* **GIVEN REQUEST**
In your copy, leave out the pictures and repeat the entries below exactly.

* **EXERCISE INPUT**
**********

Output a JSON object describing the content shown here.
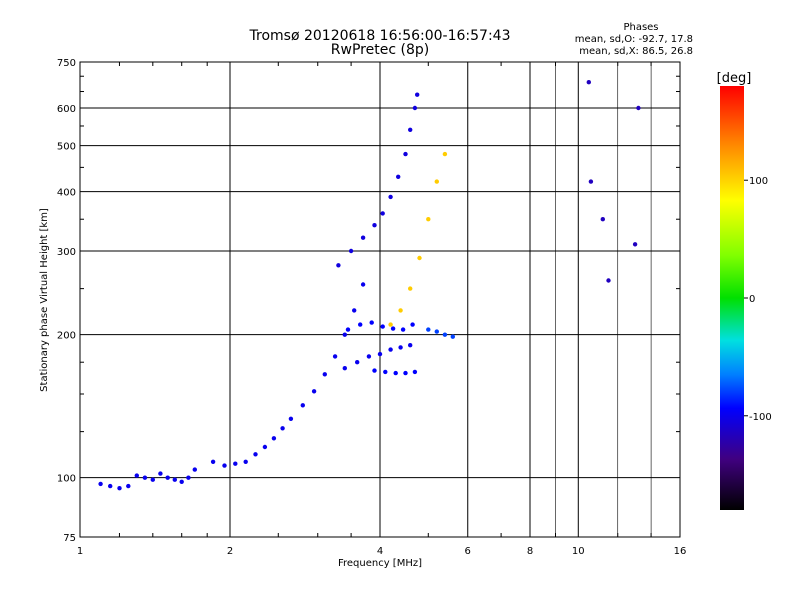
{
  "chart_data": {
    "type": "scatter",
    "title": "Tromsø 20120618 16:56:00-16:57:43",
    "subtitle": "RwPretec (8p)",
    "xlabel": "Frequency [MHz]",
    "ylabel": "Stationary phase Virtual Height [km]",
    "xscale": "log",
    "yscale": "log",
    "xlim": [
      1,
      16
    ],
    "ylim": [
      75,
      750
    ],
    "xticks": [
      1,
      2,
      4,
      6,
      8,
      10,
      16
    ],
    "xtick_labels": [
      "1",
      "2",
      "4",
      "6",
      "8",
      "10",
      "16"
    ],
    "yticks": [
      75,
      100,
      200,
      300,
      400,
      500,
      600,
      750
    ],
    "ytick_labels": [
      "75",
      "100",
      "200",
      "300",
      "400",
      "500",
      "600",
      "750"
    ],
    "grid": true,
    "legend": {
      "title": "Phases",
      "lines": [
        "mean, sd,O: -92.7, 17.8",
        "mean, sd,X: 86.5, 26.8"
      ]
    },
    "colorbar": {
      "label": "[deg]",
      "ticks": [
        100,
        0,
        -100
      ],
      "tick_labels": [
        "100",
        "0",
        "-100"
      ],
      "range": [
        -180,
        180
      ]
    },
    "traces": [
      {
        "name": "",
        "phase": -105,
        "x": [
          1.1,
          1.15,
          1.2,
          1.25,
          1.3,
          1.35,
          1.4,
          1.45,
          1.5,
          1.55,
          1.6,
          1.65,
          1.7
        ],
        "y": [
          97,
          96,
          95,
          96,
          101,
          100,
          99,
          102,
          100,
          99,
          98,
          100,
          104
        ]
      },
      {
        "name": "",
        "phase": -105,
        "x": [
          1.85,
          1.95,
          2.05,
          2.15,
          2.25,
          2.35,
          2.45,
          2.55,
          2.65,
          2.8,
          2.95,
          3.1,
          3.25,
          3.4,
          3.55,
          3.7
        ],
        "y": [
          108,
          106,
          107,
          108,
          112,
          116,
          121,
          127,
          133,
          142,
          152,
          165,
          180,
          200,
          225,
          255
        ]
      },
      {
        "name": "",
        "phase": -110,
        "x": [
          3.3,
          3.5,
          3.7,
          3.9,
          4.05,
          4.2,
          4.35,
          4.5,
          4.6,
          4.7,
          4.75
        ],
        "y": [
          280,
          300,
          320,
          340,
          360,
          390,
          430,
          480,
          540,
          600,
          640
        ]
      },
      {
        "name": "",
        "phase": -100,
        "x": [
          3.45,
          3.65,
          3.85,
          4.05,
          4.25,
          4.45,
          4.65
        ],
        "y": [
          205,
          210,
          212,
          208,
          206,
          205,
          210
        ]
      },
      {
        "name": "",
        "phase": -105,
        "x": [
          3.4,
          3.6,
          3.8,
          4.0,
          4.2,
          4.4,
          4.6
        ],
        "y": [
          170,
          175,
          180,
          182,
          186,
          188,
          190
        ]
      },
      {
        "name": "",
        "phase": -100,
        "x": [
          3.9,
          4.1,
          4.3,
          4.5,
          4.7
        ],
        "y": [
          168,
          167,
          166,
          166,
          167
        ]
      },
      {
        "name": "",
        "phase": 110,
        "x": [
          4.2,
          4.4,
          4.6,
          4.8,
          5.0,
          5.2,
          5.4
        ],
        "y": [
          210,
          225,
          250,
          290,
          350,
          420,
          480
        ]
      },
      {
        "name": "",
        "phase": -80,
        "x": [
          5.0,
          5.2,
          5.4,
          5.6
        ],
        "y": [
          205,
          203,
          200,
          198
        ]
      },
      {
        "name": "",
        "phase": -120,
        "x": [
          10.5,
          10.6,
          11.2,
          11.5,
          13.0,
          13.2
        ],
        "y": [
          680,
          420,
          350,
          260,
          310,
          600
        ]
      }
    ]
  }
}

**********

* **RESPONSE TO THIS EXERCISE**
Output a JSON object describing the content shown here.
{
  "chart_data": {
    "type": "scatter",
    "title": "Tromsø 20120618 16:56:00-16:57:43",
    "subtitle": "RwPretec (8p)",
    "xlabel": "Frequency [MHz]",
    "ylabel": "Stationary phase Virtual Height [km]",
    "xscale": "log",
    "yscale": "log",
    "xlim": [
      1,
      16
    ],
    "ylim": [
      75,
      750
    ],
    "xticks": [
      1,
      2,
      4,
      6,
      8,
      10,
      16
    ],
    "xtick_labels": [
      "1",
      "2",
      "4",
      "6",
      "8",
      "10",
      "16"
    ],
    "yticks": [
      75,
      100,
      200,
      300,
      400,
      500,
      600,
      750
    ],
    "ytick_labels": [
      "75",
      "100",
      "200",
      "300",
      "400",
      "500",
      "600",
      "750"
    ],
    "grid": true,
    "legend": {
      "title": "Phases",
      "lines": [
        "mean, sd,O: -92.7, 17.8",
        "mean, sd,X: 86.5, 26.8"
      ]
    },
    "colorbar": {
      "label": "[deg]",
      "ticks": [
        100,
        0,
        -100
      ],
      "tick_labels": [
        "100",
        "0",
        "-100"
      ],
      "range": [
        -180,
        180
      ]
    },
    "traces": [
      {
        "name": "",
        "phase": -105,
        "x": [
          1.1,
          1.15,
          1.2,
          1.25,
          1.3,
          1.35,
          1.4,
          1.45,
          1.5,
          1.55,
          1.6,
          1.65,
          1.7
        ],
        "y": [
          97,
          96,
          95,
          96,
          101,
          100,
          99,
          102,
          100,
          99,
          98,
          100,
          104
        ]
      },
      {
        "name": "",
        "phase": -105,
        "x": [
          1.85,
          1.95,
          2.05,
          2.15,
          2.25,
          2.35,
          2.45,
          2.55,
          2.65,
          2.8,
          2.95,
          3.1,
          3.25,
          3.4,
          3.55,
          3.7
        ],
        "y": [
          108,
          106,
          107,
          108,
          112,
          116,
          121,
          127,
          133,
          142,
          152,
          165,
          180,
          200,
          225,
          255
        ]
      },
      {
        "name": "",
        "phase": -110,
        "x": [
          3.3,
          3.5,
          3.7,
          3.9,
          4.05,
          4.2,
          4.35,
          4.5,
          4.6,
          4.7,
          4.75
        ],
        "y": [
          280,
          300,
          320,
          340,
          360,
          390,
          430,
          480,
          540,
          600,
          640
        ]
      },
      {
        "name": "",
        "phase": -100,
        "x": [
          3.45,
          3.65,
          3.85,
          4.05,
          4.25,
          4.45,
          4.65
        ],
        "y": [
          205,
          210,
          212,
          208,
          206,
          205,
          210
        ]
      },
      {
        "name": "",
        "phase": -105,
        "x": [
          3.4,
          3.6,
          3.8,
          4.0,
          4.2,
          4.4,
          4.6
        ],
        "y": [
          170,
          175,
          180,
          182,
          186,
          188,
          190
        ]
      },
      {
        "name": "",
        "phase": -100,
        "x": [
          3.9,
          4.1,
          4.3,
          4.5,
          4.7
        ],
        "y": [
          168,
          167,
          166,
          166,
          167
        ]
      },
      {
        "name": "",
        "phase": 110,
        "x": [
          4.2,
          4.4,
          4.6,
          4.8,
          5.0,
          5.2,
          5.4
        ],
        "y": [
          210,
          225,
          250,
          290,
          350,
          420,
          480
        ]
      },
      {
        "name": "",
        "phase": -80,
        "x": [
          5.0,
          5.2,
          5.4,
          5.6
        ],
        "y": [
          205,
          203,
          200,
          198
        ]
      },
      {
        "name": "",
        "phase": -120,
        "x": [
          10.5,
          10.6,
          11.2,
          11.5,
          13.0,
          13.2
        ],
        "y": [
          680,
          420,
          350,
          260,
          310,
          600
        ]
      }
    ]
  }
}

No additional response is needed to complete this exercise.